| Objective |
Quote all lines below exactly. Images stay out.

| Input for this task |

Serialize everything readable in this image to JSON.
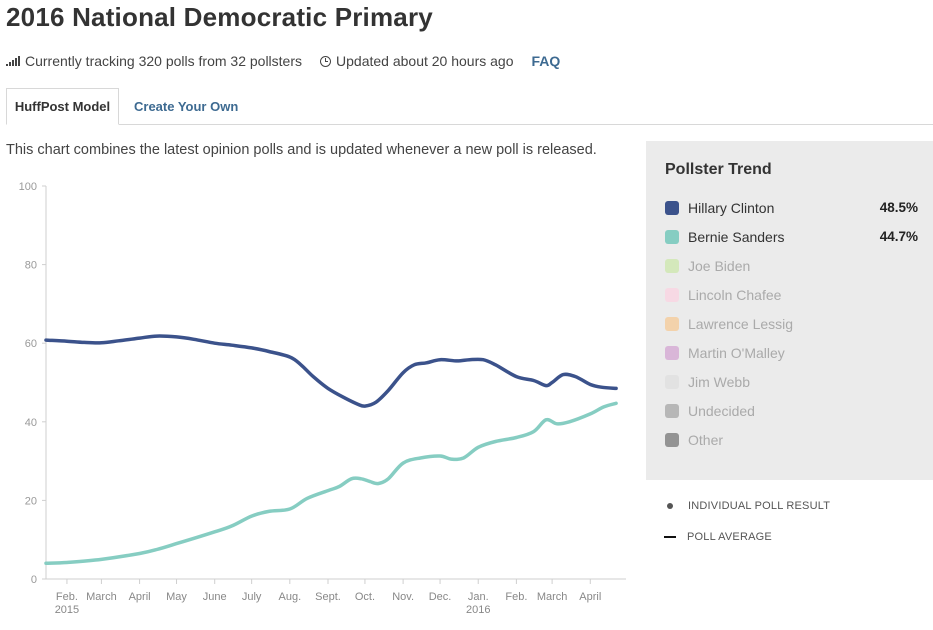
{
  "page": {
    "title": "2016 National Democratic Primary",
    "tracking_text": "Currently tracking 320 polls from 32 pollsters",
    "updated_text": "Updated about 20 hours ago",
    "faq_label": "FAQ",
    "tabs": [
      {
        "label": "HuffPost Model",
        "active": true
      },
      {
        "label": "Create Your Own",
        "active": false
      }
    ],
    "description": "This chart combines the latest opinion polls and is updated whenever a new poll is released.",
    "icons": {
      "tracking": "signal-bars-icon",
      "updated": "clock-icon"
    }
  },
  "legend": {
    "title": "Pollster Trend",
    "items": [
      {
        "name": "Hillary Clinton",
        "value": "48.5%",
        "color": "#3b528b",
        "active": true
      },
      {
        "name": "Bernie Sanders",
        "value": "44.7%",
        "color": "#86cdc2",
        "active": true
      },
      {
        "name": "Joe Biden",
        "value": "",
        "color": "#d4e8bb",
        "active": false
      },
      {
        "name": "Lincoln Chafee",
        "value": "",
        "color": "#f7d9e4",
        "active": false
      },
      {
        "name": "Lawrence Lessig",
        "value": "",
        "color": "#f3d2ab",
        "active": false
      },
      {
        "name": "Martin O'Malley",
        "value": "",
        "color": "#d9b6d8",
        "active": false
      },
      {
        "name": "Jim Webb",
        "value": "",
        "color": "#e2e2e2",
        "active": false
      },
      {
        "name": "Undecided",
        "value": "",
        "color": "#b7b7b7",
        "active": false
      },
      {
        "name": "Other",
        "value": "",
        "color": "#939393",
        "active": false
      }
    ]
  },
  "key": {
    "individual": "INDIVIDUAL POLL RESULT",
    "average": "POLL AVERAGE"
  },
  "chart_data": {
    "type": "line",
    "title": "",
    "xlabel": "",
    "ylabel": "",
    "ylim": [
      0,
      100
    ],
    "yticks": [
      0,
      20,
      40,
      60,
      80,
      100
    ],
    "xlim": [
      "2015-01-15",
      "2016-04-30"
    ],
    "xticks": [
      {
        "date": "2015-02-01",
        "label": "Feb.",
        "sublabel": "2015"
      },
      {
        "date": "2015-03-01",
        "label": "March",
        "sublabel": ""
      },
      {
        "date": "2015-04-01",
        "label": "April",
        "sublabel": ""
      },
      {
        "date": "2015-05-01",
        "label": "May",
        "sublabel": ""
      },
      {
        "date": "2015-06-01",
        "label": "June",
        "sublabel": ""
      },
      {
        "date": "2015-07-01",
        "label": "July",
        "sublabel": ""
      },
      {
        "date": "2015-08-01",
        "label": "Aug.",
        "sublabel": ""
      },
      {
        "date": "2015-09-01",
        "label": "Sept.",
        "sublabel": ""
      },
      {
        "date": "2015-10-01",
        "label": "Oct.",
        "sublabel": ""
      },
      {
        "date": "2015-11-01",
        "label": "Nov.",
        "sublabel": ""
      },
      {
        "date": "2015-12-01",
        "label": "Dec.",
        "sublabel": ""
      },
      {
        "date": "2016-01-01",
        "label": "Jan.",
        "sublabel": "2016"
      },
      {
        "date": "2016-02-01",
        "label": "Feb.",
        "sublabel": ""
      },
      {
        "date": "2016-03-01",
        "label": "March",
        "sublabel": ""
      },
      {
        "date": "2016-04-01",
        "label": "April",
        "sublabel": ""
      }
    ],
    "grid": false,
    "series": [
      {
        "name": "Hillary Clinton",
        "color": "#3b528b",
        "points": [
          [
            "2015-01-15",
            60.8
          ],
          [
            "2015-02-01",
            60.5
          ],
          [
            "2015-02-15",
            60.2
          ],
          [
            "2015-03-01",
            60.1
          ],
          [
            "2015-03-15",
            60.6
          ],
          [
            "2015-04-01",
            61.3
          ],
          [
            "2015-04-15",
            61.8
          ],
          [
            "2015-05-01",
            61.6
          ],
          [
            "2015-05-15",
            61.0
          ],
          [
            "2015-06-01",
            60.0
          ],
          [
            "2015-06-15",
            59.5
          ],
          [
            "2015-07-01",
            58.8
          ],
          [
            "2015-07-15",
            57.9
          ],
          [
            "2015-08-01",
            56.5
          ],
          [
            "2015-08-10",
            54.5
          ],
          [
            "2015-08-20",
            51.5
          ],
          [
            "2015-09-01",
            48.5
          ],
          [
            "2015-09-15",
            46.0
          ],
          [
            "2015-09-25",
            44.5
          ],
          [
            "2015-10-01",
            44.0
          ],
          [
            "2015-10-10",
            45.0
          ],
          [
            "2015-10-20",
            48.0
          ],
          [
            "2015-11-01",
            52.5
          ],
          [
            "2015-11-10",
            54.5
          ],
          [
            "2015-11-20",
            55.0
          ],
          [
            "2015-12-01",
            55.8
          ],
          [
            "2015-12-15",
            55.5
          ],
          [
            "2015-12-25",
            55.8
          ],
          [
            "2016-01-05",
            55.8
          ],
          [
            "2016-01-15",
            54.5
          ],
          [
            "2016-02-01",
            51.5
          ],
          [
            "2016-02-15",
            50.5
          ],
          [
            "2016-02-25",
            49.2
          ],
          [
            "2016-03-01",
            50.0
          ],
          [
            "2016-03-10",
            52.0
          ],
          [
            "2016-03-20",
            51.5
          ],
          [
            "2016-04-01",
            49.5
          ],
          [
            "2016-04-10",
            48.8
          ],
          [
            "2016-04-22",
            48.5
          ]
        ]
      },
      {
        "name": "Bernie Sanders",
        "color": "#86cdc2",
        "points": [
          [
            "2015-01-15",
            4.0
          ],
          [
            "2015-02-01",
            4.2
          ],
          [
            "2015-03-01",
            5.0
          ],
          [
            "2015-04-01",
            6.5
          ],
          [
            "2015-04-15",
            7.5
          ],
          [
            "2015-05-01",
            9.0
          ],
          [
            "2015-06-01",
            12.0
          ],
          [
            "2015-06-15",
            13.5
          ],
          [
            "2015-07-01",
            16.0
          ],
          [
            "2015-07-15",
            17.2
          ],
          [
            "2015-08-01",
            17.8
          ],
          [
            "2015-08-15",
            20.5
          ],
          [
            "2015-09-01",
            22.5
          ],
          [
            "2015-09-10",
            23.5
          ],
          [
            "2015-09-20",
            25.5
          ],
          [
            "2015-09-28",
            25.5
          ],
          [
            "2015-10-05",
            24.8
          ],
          [
            "2015-10-12",
            24.3
          ],
          [
            "2015-10-20",
            25.5
          ],
          [
            "2015-11-01",
            29.5
          ],
          [
            "2015-11-15",
            30.8
          ],
          [
            "2015-12-01",
            31.3
          ],
          [
            "2015-12-10",
            30.5
          ],
          [
            "2015-12-20",
            30.8
          ],
          [
            "2016-01-01",
            33.5
          ],
          [
            "2016-01-15",
            35.0
          ],
          [
            "2016-02-01",
            36.0
          ],
          [
            "2016-02-15",
            37.5
          ],
          [
            "2016-02-25",
            40.5
          ],
          [
            "2016-03-05",
            39.5
          ],
          [
            "2016-03-15",
            40.0
          ],
          [
            "2016-04-01",
            42.0
          ],
          [
            "2016-04-12",
            43.8
          ],
          [
            "2016-04-22",
            44.7
          ]
        ]
      }
    ]
  }
}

| Output |
Serialize everything readable in this image to JSON.
{
  "page": {
    "title": "2016 National Democratic Primary",
    "tracking_text": "Currently tracking 320 polls from 32 pollsters",
    "updated_text": "Updated about 20 hours ago",
    "faq_label": "FAQ",
    "tabs": [
      {
        "label": "HuffPost Model",
        "active": true
      },
      {
        "label": "Create Your Own",
        "active": false
      }
    ],
    "description": "This chart combines the latest opinion polls and is updated whenever a new poll is released.",
    "icons": {
      "tracking": "signal-bars-icon",
      "updated": "clock-icon"
    }
  },
  "legend": {
    "title": "Pollster Trend",
    "items": [
      {
        "name": "Hillary Clinton",
        "value": "48.5%",
        "color": "#3b528b",
        "active": true
      },
      {
        "name": "Bernie Sanders",
        "value": "44.7%",
        "color": "#86cdc2",
        "active": true
      },
      {
        "name": "Joe Biden",
        "value": "",
        "color": "#d4e8bb",
        "active": false
      },
      {
        "name": "Lincoln Chafee",
        "value": "",
        "color": "#f7d9e4",
        "active": false
      },
      {
        "name": "Lawrence Lessig",
        "value": "",
        "color": "#f3d2ab",
        "active": false
      },
      {
        "name": "Martin O'Malley",
        "value": "",
        "color": "#d9b6d8",
        "active": false
      },
      {
        "name": "Jim Webb",
        "value": "",
        "color": "#e2e2e2",
        "active": false
      },
      {
        "name": "Undecided",
        "value": "",
        "color": "#b7b7b7",
        "active": false
      },
      {
        "name": "Other",
        "value": "",
        "color": "#939393",
        "active": false
      }
    ]
  },
  "key": {
    "individual": "INDIVIDUAL POLL RESULT",
    "average": "POLL AVERAGE"
  },
  "chart_data": {
    "type": "line",
    "title": "",
    "xlabel": "",
    "ylabel": "",
    "ylim": [
      0,
      100
    ],
    "yticks": [
      0,
      20,
      40,
      60,
      80,
      100
    ],
    "xlim": [
      "2015-01-15",
      "2016-04-30"
    ],
    "xticks": [
      {
        "date": "2015-02-01",
        "label": "Feb.",
        "sublabel": "2015"
      },
      {
        "date": "2015-03-01",
        "label": "March",
        "sublabel": ""
      },
      {
        "date": "2015-04-01",
        "label": "April",
        "sublabel": ""
      },
      {
        "date": "2015-05-01",
        "label": "May",
        "sublabel": ""
      },
      {
        "date": "2015-06-01",
        "label": "June",
        "sublabel": ""
      },
      {
        "date": "2015-07-01",
        "label": "July",
        "sublabel": ""
      },
      {
        "date": "2015-08-01",
        "label": "Aug.",
        "sublabel": ""
      },
      {
        "date": "2015-09-01",
        "label": "Sept.",
        "sublabel": ""
      },
      {
        "date": "2015-10-01",
        "label": "Oct.",
        "sublabel": ""
      },
      {
        "date": "2015-11-01",
        "label": "Nov.",
        "sublabel": ""
      },
      {
        "date": "2015-12-01",
        "label": "Dec.",
        "sublabel": ""
      },
      {
        "date": "2016-01-01",
        "label": "Jan.",
        "sublabel": "2016"
      },
      {
        "date": "2016-02-01",
        "label": "Feb.",
        "sublabel": ""
      },
      {
        "date": "2016-03-01",
        "label": "March",
        "sublabel": ""
      },
      {
        "date": "2016-04-01",
        "label": "April",
        "sublabel": ""
      }
    ],
    "grid": false,
    "series": [
      {
        "name": "Hillary Clinton",
        "color": "#3b528b",
        "points": [
          [
            "2015-01-15",
            60.8
          ],
          [
            "2015-02-01",
            60.5
          ],
          [
            "2015-02-15",
            60.2
          ],
          [
            "2015-03-01",
            60.1
          ],
          [
            "2015-03-15",
            60.6
          ],
          [
            "2015-04-01",
            61.3
          ],
          [
            "2015-04-15",
            61.8
          ],
          [
            "2015-05-01",
            61.6
          ],
          [
            "2015-05-15",
            61.0
          ],
          [
            "2015-06-01",
            60.0
          ],
          [
            "2015-06-15",
            59.5
          ],
          [
            "2015-07-01",
            58.8
          ],
          [
            "2015-07-15",
            57.9
          ],
          [
            "2015-08-01",
            56.5
          ],
          [
            "2015-08-10",
            54.5
          ],
          [
            "2015-08-20",
            51.5
          ],
          [
            "2015-09-01",
            48.5
          ],
          [
            "2015-09-15",
            46.0
          ],
          [
            "2015-09-25",
            44.5
          ],
          [
            "2015-10-01",
            44.0
          ],
          [
            "2015-10-10",
            45.0
          ],
          [
            "2015-10-20",
            48.0
          ],
          [
            "2015-11-01",
            52.5
          ],
          [
            "2015-11-10",
            54.5
          ],
          [
            "2015-11-20",
            55.0
          ],
          [
            "2015-12-01",
            55.8
          ],
          [
            "2015-12-15",
            55.5
          ],
          [
            "2015-12-25",
            55.8
          ],
          [
            "2016-01-05",
            55.8
          ],
          [
            "2016-01-15",
            54.5
          ],
          [
            "2016-02-01",
            51.5
          ],
          [
            "2016-02-15",
            50.5
          ],
          [
            "2016-02-25",
            49.2
          ],
          [
            "2016-03-01",
            50.0
          ],
          [
            "2016-03-10",
            52.0
          ],
          [
            "2016-03-20",
            51.5
          ],
          [
            "2016-04-01",
            49.5
          ],
          [
            "2016-04-10",
            48.8
          ],
          [
            "2016-04-22",
            48.5
          ]
        ]
      },
      {
        "name": "Bernie Sanders",
        "color": "#86cdc2",
        "points": [
          [
            "2015-01-15",
            4.0
          ],
          [
            "2015-02-01",
            4.2
          ],
          [
            "2015-03-01",
            5.0
          ],
          [
            "2015-04-01",
            6.5
          ],
          [
            "2015-04-15",
            7.5
          ],
          [
            "2015-05-01",
            9.0
          ],
          [
            "2015-06-01",
            12.0
          ],
          [
            "2015-06-15",
            13.5
          ],
          [
            "2015-07-01",
            16.0
          ],
          [
            "2015-07-15",
            17.2
          ],
          [
            "2015-08-01",
            17.8
          ],
          [
            "2015-08-15",
            20.5
          ],
          [
            "2015-09-01",
            22.5
          ],
          [
            "2015-09-10",
            23.5
          ],
          [
            "2015-09-20",
            25.5
          ],
          [
            "2015-09-28",
            25.5
          ],
          [
            "2015-10-05",
            24.8
          ],
          [
            "2015-10-12",
            24.3
          ],
          [
            "2015-10-20",
            25.5
          ],
          [
            "2015-11-01",
            29.5
          ],
          [
            "2015-11-15",
            30.8
          ],
          [
            "2015-12-01",
            31.3
          ],
          [
            "2015-12-10",
            30.5
          ],
          [
            "2015-12-20",
            30.8
          ],
          [
            "2016-01-01",
            33.5
          ],
          [
            "2016-01-15",
            35.0
          ],
          [
            "2016-02-01",
            36.0
          ],
          [
            "2016-02-15",
            37.5
          ],
          [
            "2016-02-25",
            40.5
          ],
          [
            "2016-03-05",
            39.5
          ],
          [
            "2016-03-15",
            40.0
          ],
          [
            "2016-04-01",
            42.0
          ],
          [
            "2016-04-12",
            43.8
          ],
          [
            "2016-04-22",
            44.7
          ]
        ]
      }
    ]
  }
}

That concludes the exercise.